------ RECORDS PROVIDED ------

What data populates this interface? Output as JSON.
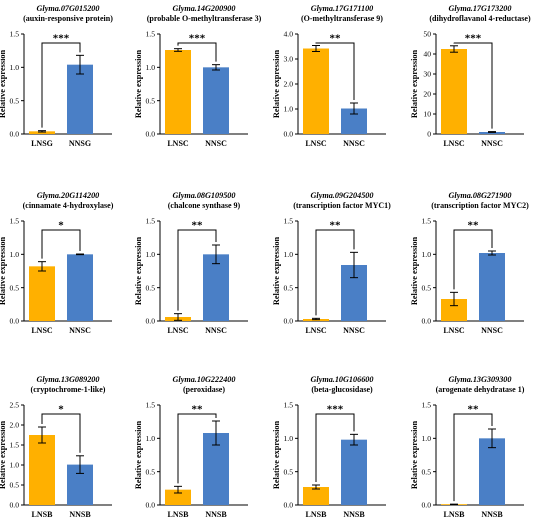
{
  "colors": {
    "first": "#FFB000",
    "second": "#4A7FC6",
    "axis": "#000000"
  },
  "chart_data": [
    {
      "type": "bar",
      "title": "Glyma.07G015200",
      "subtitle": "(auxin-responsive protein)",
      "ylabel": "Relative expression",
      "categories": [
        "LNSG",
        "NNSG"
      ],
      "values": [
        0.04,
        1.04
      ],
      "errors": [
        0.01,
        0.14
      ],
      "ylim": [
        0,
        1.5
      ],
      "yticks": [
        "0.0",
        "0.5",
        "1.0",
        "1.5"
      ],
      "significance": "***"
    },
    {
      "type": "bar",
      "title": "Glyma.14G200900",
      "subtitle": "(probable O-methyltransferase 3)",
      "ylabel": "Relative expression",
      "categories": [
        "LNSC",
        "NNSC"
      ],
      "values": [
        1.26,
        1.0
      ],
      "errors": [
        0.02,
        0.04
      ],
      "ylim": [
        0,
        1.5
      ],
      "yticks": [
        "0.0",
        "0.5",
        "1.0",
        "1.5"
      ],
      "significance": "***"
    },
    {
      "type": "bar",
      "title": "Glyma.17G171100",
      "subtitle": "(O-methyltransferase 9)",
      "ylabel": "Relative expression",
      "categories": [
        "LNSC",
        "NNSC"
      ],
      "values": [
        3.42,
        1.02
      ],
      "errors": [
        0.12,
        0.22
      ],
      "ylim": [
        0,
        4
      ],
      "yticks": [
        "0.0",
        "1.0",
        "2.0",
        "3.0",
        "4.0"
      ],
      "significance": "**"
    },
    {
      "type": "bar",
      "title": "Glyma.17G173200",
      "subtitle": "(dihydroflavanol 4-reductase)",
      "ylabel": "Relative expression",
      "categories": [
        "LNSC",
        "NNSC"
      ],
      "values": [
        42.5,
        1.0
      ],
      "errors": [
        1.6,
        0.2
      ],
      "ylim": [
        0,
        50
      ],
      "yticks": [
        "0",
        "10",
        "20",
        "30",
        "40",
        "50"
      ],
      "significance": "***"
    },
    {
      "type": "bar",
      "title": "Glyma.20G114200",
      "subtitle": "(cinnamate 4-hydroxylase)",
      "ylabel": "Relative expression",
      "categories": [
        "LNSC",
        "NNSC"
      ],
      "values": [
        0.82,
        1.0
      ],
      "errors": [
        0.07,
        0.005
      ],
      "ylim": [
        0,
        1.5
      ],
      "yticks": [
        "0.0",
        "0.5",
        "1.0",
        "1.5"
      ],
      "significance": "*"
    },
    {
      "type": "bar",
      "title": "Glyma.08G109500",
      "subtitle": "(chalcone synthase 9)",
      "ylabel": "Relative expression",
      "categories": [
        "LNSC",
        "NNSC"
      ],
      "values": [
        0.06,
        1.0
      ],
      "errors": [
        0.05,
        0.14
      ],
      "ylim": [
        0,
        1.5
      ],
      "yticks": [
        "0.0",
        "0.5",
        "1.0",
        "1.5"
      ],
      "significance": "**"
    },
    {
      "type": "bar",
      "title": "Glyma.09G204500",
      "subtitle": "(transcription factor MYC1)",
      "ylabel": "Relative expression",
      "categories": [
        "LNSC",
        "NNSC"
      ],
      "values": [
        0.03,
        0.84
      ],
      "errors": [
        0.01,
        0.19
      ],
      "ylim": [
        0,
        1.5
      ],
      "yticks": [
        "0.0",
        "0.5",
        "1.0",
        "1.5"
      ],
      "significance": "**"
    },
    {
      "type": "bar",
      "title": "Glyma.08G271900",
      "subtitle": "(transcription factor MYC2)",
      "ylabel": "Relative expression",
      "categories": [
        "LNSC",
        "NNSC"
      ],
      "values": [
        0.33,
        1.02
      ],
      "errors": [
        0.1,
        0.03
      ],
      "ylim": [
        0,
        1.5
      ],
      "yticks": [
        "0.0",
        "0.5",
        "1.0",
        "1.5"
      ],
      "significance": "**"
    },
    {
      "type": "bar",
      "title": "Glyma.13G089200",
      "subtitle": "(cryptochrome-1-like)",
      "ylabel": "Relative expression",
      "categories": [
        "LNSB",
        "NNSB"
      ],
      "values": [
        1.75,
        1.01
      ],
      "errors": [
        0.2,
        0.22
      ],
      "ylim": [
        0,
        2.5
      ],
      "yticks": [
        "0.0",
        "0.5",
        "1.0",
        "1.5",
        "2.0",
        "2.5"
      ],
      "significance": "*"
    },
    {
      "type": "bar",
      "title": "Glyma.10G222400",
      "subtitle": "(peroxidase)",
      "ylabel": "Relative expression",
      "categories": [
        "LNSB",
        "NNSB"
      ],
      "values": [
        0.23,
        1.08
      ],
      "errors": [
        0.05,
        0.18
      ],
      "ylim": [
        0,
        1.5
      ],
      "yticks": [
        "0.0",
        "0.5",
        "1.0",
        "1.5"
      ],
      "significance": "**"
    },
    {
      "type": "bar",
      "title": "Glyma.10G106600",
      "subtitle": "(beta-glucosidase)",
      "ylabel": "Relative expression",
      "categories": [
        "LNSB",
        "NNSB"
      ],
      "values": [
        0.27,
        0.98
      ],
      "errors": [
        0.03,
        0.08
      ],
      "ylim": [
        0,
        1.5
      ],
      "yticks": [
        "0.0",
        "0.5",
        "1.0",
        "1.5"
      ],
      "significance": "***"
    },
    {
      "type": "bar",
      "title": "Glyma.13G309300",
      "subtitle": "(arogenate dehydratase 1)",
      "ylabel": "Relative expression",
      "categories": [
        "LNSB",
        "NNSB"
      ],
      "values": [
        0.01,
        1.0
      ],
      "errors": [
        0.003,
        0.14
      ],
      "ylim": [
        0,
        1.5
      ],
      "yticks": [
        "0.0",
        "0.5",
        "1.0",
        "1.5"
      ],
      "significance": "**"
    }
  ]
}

------

> [DIRECTIONS]:
Before you return the listing, strip out its pictures; all else must match exactly.

> [ANSWER AREA]:
What data populates this interface? Output as JSON.
{
  "colors": {
    "first": "#FFB000",
    "second": "#4A7FC6",
    "axis": "#000000"
  },
  "chart_data": [
    {
      "type": "bar",
      "title": "Glyma.07G015200",
      "subtitle": "(auxin-responsive protein)",
      "ylabel": "Relative expression",
      "categories": [
        "LNSG",
        "NNSG"
      ],
      "values": [
        0.04,
        1.04
      ],
      "errors": [
        0.01,
        0.14
      ],
      "ylim": [
        0,
        1.5
      ],
      "yticks": [
        "0.0",
        "0.5",
        "1.0",
        "1.5"
      ],
      "significance": "***"
    },
    {
      "type": "bar",
      "title": "Glyma.14G200900",
      "subtitle": "(probable O-methyltransferase 3)",
      "ylabel": "Relative expression",
      "categories": [
        "LNSC",
        "NNSC"
      ],
      "values": [
        1.26,
        1.0
      ],
      "errors": [
        0.02,
        0.04
      ],
      "ylim": [
        0,
        1.5
      ],
      "yticks": [
        "0.0",
        "0.5",
        "1.0",
        "1.5"
      ],
      "significance": "***"
    },
    {
      "type": "bar",
      "title": "Glyma.17G171100",
      "subtitle": "(O-methyltransferase 9)",
      "ylabel": "Relative expression",
      "categories": [
        "LNSC",
        "NNSC"
      ],
      "values": [
        3.42,
        1.02
      ],
      "errors": [
        0.12,
        0.22
      ],
      "ylim": [
        0,
        4
      ],
      "yticks": [
        "0.0",
        "1.0",
        "2.0",
        "3.0",
        "4.0"
      ],
      "significance": "**"
    },
    {
      "type": "bar",
      "title": "Glyma.17G173200",
      "subtitle": "(dihydroflavanol 4-reductase)",
      "ylabel": "Relative expression",
      "categories": [
        "LNSC",
        "NNSC"
      ],
      "values": [
        42.5,
        1.0
      ],
      "errors": [
        1.6,
        0.2
      ],
      "ylim": [
        0,
        50
      ],
      "yticks": [
        "0",
        "10",
        "20",
        "30",
        "40",
        "50"
      ],
      "significance": "***"
    },
    {
      "type": "bar",
      "title": "Glyma.20G114200",
      "subtitle": "(cinnamate 4-hydroxylase)",
      "ylabel": "Relative expression",
      "categories": [
        "LNSC",
        "NNSC"
      ],
      "values": [
        0.82,
        1.0
      ],
      "errors": [
        0.07,
        0.005
      ],
      "ylim": [
        0,
        1.5
      ],
      "yticks": [
        "0.0",
        "0.5",
        "1.0",
        "1.5"
      ],
      "significance": "*"
    },
    {
      "type": "bar",
      "title": "Glyma.08G109500",
      "subtitle": "(chalcone synthase 9)",
      "ylabel": "Relative expression",
      "categories": [
        "LNSC",
        "NNSC"
      ],
      "values": [
        0.06,
        1.0
      ],
      "errors": [
        0.05,
        0.14
      ],
      "ylim": [
        0,
        1.5
      ],
      "yticks": [
        "0.0",
        "0.5",
        "1.0",
        "1.5"
      ],
      "significance": "**"
    },
    {
      "type": "bar",
      "title": "Glyma.09G204500",
      "subtitle": "(transcription factor MYC1)",
      "ylabel": "Relative expression",
      "categories": [
        "LNSC",
        "NNSC"
      ],
      "values": [
        0.03,
        0.84
      ],
      "errors": [
        0.01,
        0.19
      ],
      "ylim": [
        0,
        1.5
      ],
      "yticks": [
        "0.0",
        "0.5",
        "1.0",
        "1.5"
      ],
      "significance": "**"
    },
    {
      "type": "bar",
      "title": "Glyma.08G271900",
      "subtitle": "(transcription factor MYC2)",
      "ylabel": "Relative expression",
      "categories": [
        "LNSC",
        "NNSC"
      ],
      "values": [
        0.33,
        1.02
      ],
      "errors": [
        0.1,
        0.03
      ],
      "ylim": [
        0,
        1.5
      ],
      "yticks": [
        "0.0",
        "0.5",
        "1.0",
        "1.5"
      ],
      "significance": "**"
    },
    {
      "type": "bar",
      "title": "Glyma.13G089200",
      "subtitle": "(cryptochrome-1-like)",
      "ylabel": "Relative expression",
      "categories": [
        "LNSB",
        "NNSB"
      ],
      "values": [
        1.75,
        1.01
      ],
      "errors": [
        0.2,
        0.22
      ],
      "ylim": [
        0,
        2.5
      ],
      "yticks": [
        "0.0",
        "0.5",
        "1.0",
        "1.5",
        "2.0",
        "2.5"
      ],
      "significance": "*"
    },
    {
      "type": "bar",
      "title": "Glyma.10G222400",
      "subtitle": "(peroxidase)",
      "ylabel": "Relative expression",
      "categories": [
        "LNSB",
        "NNSB"
      ],
      "values": [
        0.23,
        1.08
      ],
      "errors": [
        0.05,
        0.18
      ],
      "ylim": [
        0,
        1.5
      ],
      "yticks": [
        "0.0",
        "0.5",
        "1.0",
        "1.5"
      ],
      "significance": "**"
    },
    {
      "type": "bar",
      "title": "Glyma.10G106600",
      "subtitle": "(beta-glucosidase)",
      "ylabel": "Relative expression",
      "categories": [
        "LNSB",
        "NNSB"
      ],
      "values": [
        0.27,
        0.98
      ],
      "errors": [
        0.03,
        0.08
      ],
      "ylim": [
        0,
        1.5
      ],
      "yticks": [
        "0.0",
        "0.5",
        "1.0",
        "1.5"
      ],
      "significance": "***"
    },
    {
      "type": "bar",
      "title": "Glyma.13G309300",
      "subtitle": "(arogenate dehydratase 1)",
      "ylabel": "Relative expression",
      "categories": [
        "LNSB",
        "NNSB"
      ],
      "values": [
        0.01,
        1.0
      ],
      "errors": [
        0.003,
        0.14
      ],
      "ylim": [
        0,
        1.5
      ],
      "yticks": [
        "0.0",
        "0.5",
        "1.0",
        "1.5"
      ],
      "significance": "**"
    }
  ]
}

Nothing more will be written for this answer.